** start Exercise inputs **

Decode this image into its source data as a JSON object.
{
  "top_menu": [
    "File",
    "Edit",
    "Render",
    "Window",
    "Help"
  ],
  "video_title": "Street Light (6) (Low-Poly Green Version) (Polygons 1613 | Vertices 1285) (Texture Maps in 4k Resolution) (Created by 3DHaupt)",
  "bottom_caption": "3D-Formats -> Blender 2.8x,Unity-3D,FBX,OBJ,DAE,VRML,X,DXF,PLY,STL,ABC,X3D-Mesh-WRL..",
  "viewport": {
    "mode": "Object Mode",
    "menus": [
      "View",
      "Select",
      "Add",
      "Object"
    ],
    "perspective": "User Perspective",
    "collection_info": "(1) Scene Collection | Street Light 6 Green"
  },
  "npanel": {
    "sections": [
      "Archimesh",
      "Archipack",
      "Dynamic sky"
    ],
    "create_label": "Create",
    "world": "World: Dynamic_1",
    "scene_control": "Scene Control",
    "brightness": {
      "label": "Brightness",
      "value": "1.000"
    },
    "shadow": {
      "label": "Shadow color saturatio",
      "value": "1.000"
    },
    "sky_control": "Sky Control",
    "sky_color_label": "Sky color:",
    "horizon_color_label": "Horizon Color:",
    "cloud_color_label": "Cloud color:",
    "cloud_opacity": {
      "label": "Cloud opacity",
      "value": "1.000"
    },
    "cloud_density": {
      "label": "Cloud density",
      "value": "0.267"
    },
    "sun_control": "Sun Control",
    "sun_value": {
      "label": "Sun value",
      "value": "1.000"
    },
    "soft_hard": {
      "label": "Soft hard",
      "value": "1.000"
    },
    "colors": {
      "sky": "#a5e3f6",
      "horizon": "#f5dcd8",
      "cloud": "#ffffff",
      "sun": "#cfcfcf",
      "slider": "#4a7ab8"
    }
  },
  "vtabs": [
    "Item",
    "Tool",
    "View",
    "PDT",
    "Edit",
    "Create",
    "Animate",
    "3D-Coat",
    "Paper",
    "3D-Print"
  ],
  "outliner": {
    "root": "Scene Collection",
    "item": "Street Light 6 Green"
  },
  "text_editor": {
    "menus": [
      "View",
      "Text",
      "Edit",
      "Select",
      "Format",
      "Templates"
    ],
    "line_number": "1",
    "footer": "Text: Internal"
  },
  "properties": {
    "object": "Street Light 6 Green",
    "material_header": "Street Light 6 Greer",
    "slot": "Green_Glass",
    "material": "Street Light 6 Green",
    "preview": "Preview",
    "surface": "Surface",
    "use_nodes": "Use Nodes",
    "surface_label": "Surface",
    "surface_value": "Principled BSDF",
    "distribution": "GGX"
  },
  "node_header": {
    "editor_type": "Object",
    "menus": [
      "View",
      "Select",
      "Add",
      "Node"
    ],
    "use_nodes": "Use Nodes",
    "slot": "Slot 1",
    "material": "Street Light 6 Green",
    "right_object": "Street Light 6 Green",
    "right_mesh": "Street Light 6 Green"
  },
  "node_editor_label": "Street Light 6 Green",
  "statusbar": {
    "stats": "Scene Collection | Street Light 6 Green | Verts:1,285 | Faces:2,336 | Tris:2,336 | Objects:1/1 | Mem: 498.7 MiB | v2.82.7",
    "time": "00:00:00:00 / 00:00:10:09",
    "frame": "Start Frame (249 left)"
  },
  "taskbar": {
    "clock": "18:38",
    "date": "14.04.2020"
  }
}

** end Exercise inputs **

Problem statement: Your task is to repeat each line of the material exactly.

Result for this task:
Decode this image into its source data as a JSON object.
{
  "top_menu": [
    "File",
    "Edit",
    "Render",
    "Window",
    "Help"
  ],
  "video_title": "Street Light (6) (Low-Poly Green Version) (Polygons 1613 | Vertices 1285) (Texture Maps in 4k Resolution) (Created by 3DHaupt)",
  "bottom_caption": "3D-Formats -> Blender 2.8x,Unity-3D,FBX,OBJ,DAE,VRML,X,DXF,PLY,STL,ABC,X3D-Mesh-WRL..",
  "viewport": {
    "mode": "Object Mode",
    "menus": [
      "View",
      "Select",
      "Add",
      "Object"
    ],
    "perspective": "User Perspective",
    "collection_info": "(1) Scene Collection | Street Light 6 Green"
  },
  "npanel": {
    "sections": [
      "Archimesh",
      "Archipack",
      "Dynamic sky"
    ],
    "create_label": "Create",
    "world": "World: Dynamic_1",
    "scene_control": "Scene Control",
    "brightness": {
      "label": "Brightness",
      "value": "1.000"
    },
    "shadow": {
      "label": "Shadow color saturatio",
      "value": "1.000"
    },
    "sky_control": "Sky Control",
    "sky_color_label": "Sky color:",
    "horizon_color_label": "Horizon Color:",
    "cloud_color_label": "Cloud color:",
    "cloud_opacity": {
      "label": "Cloud opacity",
      "value": "1.000"
    },
    "cloud_density": {
      "label": "Cloud density",
      "value": "0.267"
    },
    "sun_control": "Sun Control",
    "sun_value": {
      "label": "Sun value",
      "value": "1.000"
    },
    "soft_hard": {
      "label": "Soft hard",
      "value": "1.000"
    },
    "colors": {
      "sky": "#a5e3f6",
      "horizon": "#f5dcd8",
      "cloud": "#ffffff",
      "sun": "#cfcfcf",
      "slider": "#4a7ab8"
    }
  },
  "vtabs": [
    "Item",
    "Tool",
    "View",
    "PDT",
    "Edit",
    "Create",
    "Animate",
    "3D-Coat",
    "Paper",
    "3D-Print"
  ],
  "outliner": {
    "root": "Scene Collection",
    "item": "Street Light 6 Green"
  },
  "text_editor": {
    "menus": [
      "View",
      "Text",
      "Edit",
      "Select",
      "Format",
      "Templates"
    ],
    "line_number": "1",
    "footer": "Text: Internal"
  },
  "properties": {
    "object": "Street Light 6 Green",
    "material_header": "Street Light 6 Greer",
    "slot": "Green_Glass",
    "material": "Street Light 6 Green",
    "preview": "Preview",
    "surface": "Surface",
    "use_nodes": "Use Nodes",
    "surface_label": "Surface",
    "surface_value": "Principled BSDF",
    "distribution": "GGX"
  },
  "node_header": {
    "editor_type": "Object",
    "menus": [
      "View",
      "Select",
      "Add",
      "Node"
    ],
    "use_nodes": "Use Nodes",
    "slot": "Slot 1",
    "material": "Street Light 6 Green",
    "right_object": "Street Light 6 Green",
    "right_mesh": "Street Light 6 Green"
  },
  "node_editor_label": "Street Light 6 Green",
  "statusbar": {
    "stats": "Scene Collection | Street Light 6 Green | Verts:1,285 | Faces:2,336 | Tris:2,336 | Objects:1/1 | Mem: 498.7 MiB | v2.82.7",
    "time": "00:00:00:00 / 00:00:10:09",
    "frame": "Start Frame (249 left)"
  },
  "taskbar": {
    "clock": "18:38",
    "date": "14.04.2020"
  }
}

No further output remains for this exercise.